* _Data entries_
++++++++++++++++++++
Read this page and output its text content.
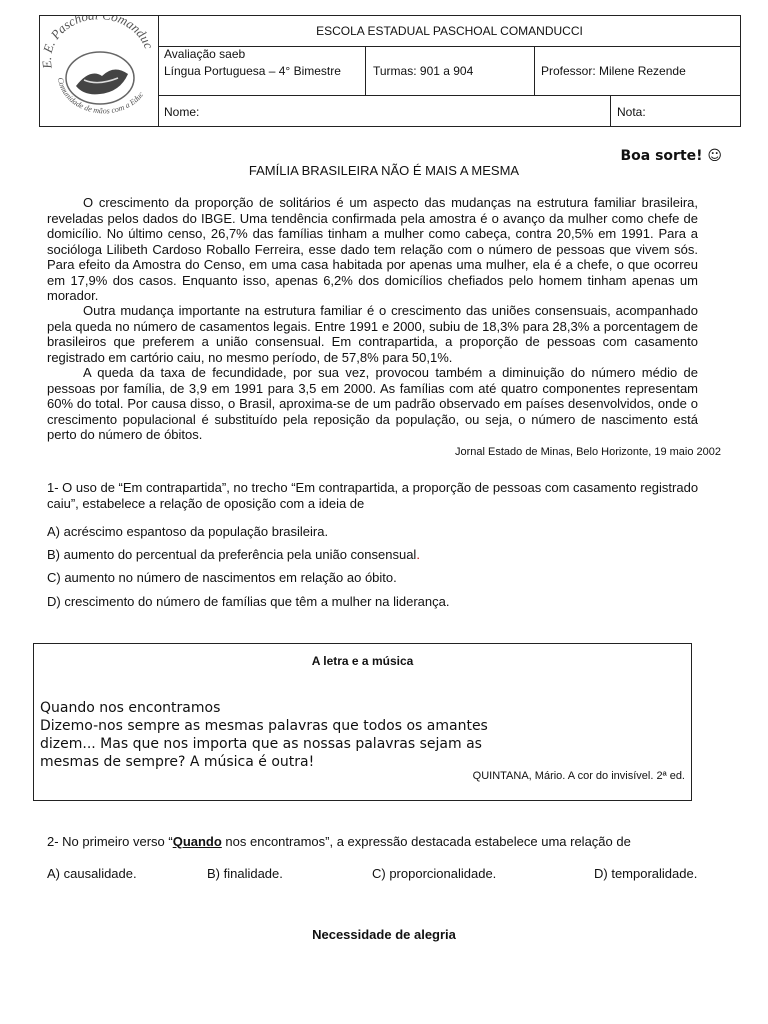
E. E. Pascho omanduc
Comunidade de mãos com a Educ
ESCOLA ESTADUAL PASCHOAL COMANDUCCI
Avaliação saeb
Língua Portuguesa – 4° Bimestre	Turmas: 901 a 904	Professor: Milene Rezende
Nome:	Nota:
Boa sorte! ☺
FAMÍLIA BRASILEIRA NÃO É MAIS A MESMA

O crescimento da proporção de solitários é um aspecto das mudanças na estrutura familiar brasileira, reveladas pelos dados do IBGE. Uma tendência confirmada pela amostra é o avanço da mulher como chefe de domicílio. No último censo, 26,7% das famílias tinham a mulher como cabeça, contra 20,5% em 1991. Para a socióloga Lilibeth Cardoso Roballo Ferreira, esse dado tem relação com o número de pessoas que vivem sós. Para efeito da Amostra do Censo, em uma casa habitada por apenas uma mulher, ela é a chefe, o que ocorreu em 17,9% dos casos. Enquanto isso, apenas 6,2% dos domicílios chefiados pelo homem tinham apenas um morador.

Outra mudança importante na estrutura familiar é o crescimento das uniões consensuais, acompanhado pela queda no número de casamentos legais. Entre 1991 e 2000, subiu de 18,3% para 28,3% a porcentagem de brasileiros que preferem a união consensual. Em contrapartida, a proporção de pessoas com casamento registrado em cartório caiu, no mesmo período, de 57,8% para 50,1%.

A queda da taxa de fecundidade, por sua vez, provocou também a diminuição do número médio de pessoas por família, de 3,9 em 1991 para 3,5 em 2000. As famílias com até quatro componentes representam 60% do total. Por causa disso, o Brasil, aproxima-se de um padrão observado em países desenvolvidos, onde o crescimento populacional é substituído pela reposição da população, ou seja, o número de nascimento está perto do número de óbitos.

Jornal Estado de Minas, Belo Horizonte, 19 maio 2002

1- O uso de “Em contrapartida”, no trecho “Em contrapartida, a proporção de pessoas com casamento registrado caiu”, estabelece a relação de oposição com a ideia de

A) acréscimo espantoso da população brasileira.
B) aumento do percentual da preferência pela união consensual.
C) aumento no número de nascimentos em relação ao óbito.
D) crescimento do número de famílias que têm a mulher na liderança.
A letra e a música
Quando nos encontramos
Dizemo-nos sempre as mesmas palavras que todos os amantes
dizem... Mas que nos importa que as nossas palavras sejam as
mesmas de sempre? A música é outra!
QUINTANA, Mário. A cor do invisível. 2ª ed.

2- No primeiro verso “Quando nos encontramos”, a expressão destacada estabelece uma relação de

A) causalidade.	B) finalidade.	C) proporcionalidade.	D) temporalidade.
Necessidade de alegria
++++++++++++++++++++
Repeat the material above word for word, please, apart from its images.

Read this page and output its text content.
E. E. Pascho omanduc
Comunidade de mãos com a Educ
ESCOLA ESTADUAL PASCHOAL COMANDUCCI
Avaliação saeb
Língua Portuguesa – 4° Bimestre	Turmas: 901 a 904	Professor: Milene Rezende
Nome:	Nota:
Boa sorte! ☺
FAMÍLIA BRASILEIRA NÃO É MAIS A MESMA

O crescimento da proporção de solitários é um aspecto das mudanças na estrutura familiar brasileira, reveladas pelos dados do IBGE. Uma tendência confirmada pela amostra é o avanço da mulher como chefe de domicílio. No último censo, 26,7% das famílias tinham a mulher como cabeça, contra 20,5% em 1991. Para a socióloga Lilibeth Cardoso Roballo Ferreira, esse dado tem relação com o número de pessoas que vivem sós. Para efeito da Amostra do Censo, em uma casa habitada por apenas uma mulher, ela é a chefe, o que ocorreu em 17,9% dos casos. Enquanto isso, apenas 6,2% dos domicílios chefiados pelo homem tinham apenas um morador.

Outra mudança importante na estrutura familiar é o crescimento das uniões consensuais, acompanhado pela queda no número de casamentos legais. Entre 1991 e 2000, subiu de 18,3% para 28,3% a porcentagem de brasileiros que preferem a união consensual. Em contrapartida, a proporção de pessoas com casamento registrado em cartório caiu, no mesmo período, de 57,8% para 50,1%.

A queda da taxa de fecundidade, por sua vez, provocou também a diminuição do número médio de pessoas por família, de 3,9 em 1991 para 3,5 em 2000. As famílias com até quatro componentes representam 60% do total. Por causa disso, o Brasil, aproxima-se de um padrão observado em países desenvolvidos, onde o crescimento populacional é substituído pela reposição da população, ou seja, o número de nascimento está perto do número de óbitos.

Jornal Estado de Minas, Belo Horizonte, 19 maio 2002

1- O uso de “Em contrapartida”, no trecho “Em contrapartida, a proporção de pessoas com casamento registrado caiu”, estabelece a relação de oposição com a ideia de

A) acréscimo espantoso da população brasileira.
B) aumento do percentual da preferência pela união consensual.
C) aumento no número de nascimentos em relação ao óbito.
D) crescimento do número de famílias que têm a mulher na liderança.
A letra e a música
Quando nos encontramos
Dizemo-nos sempre as mesmas palavras que todos os amantes
dizem... Mas que nos importa que as nossas palavras sejam as
mesmas de sempre? A música é outra!
QUINTANA, Mário. A cor do invisível. 2ª ed.

2- No primeiro verso “Quando nos encontramos”, a expressão destacada estabelece uma relação de

A) causalidade.	B) finalidade.	C) proporcionalidade.	D) temporalidade.
Necessidade de alegria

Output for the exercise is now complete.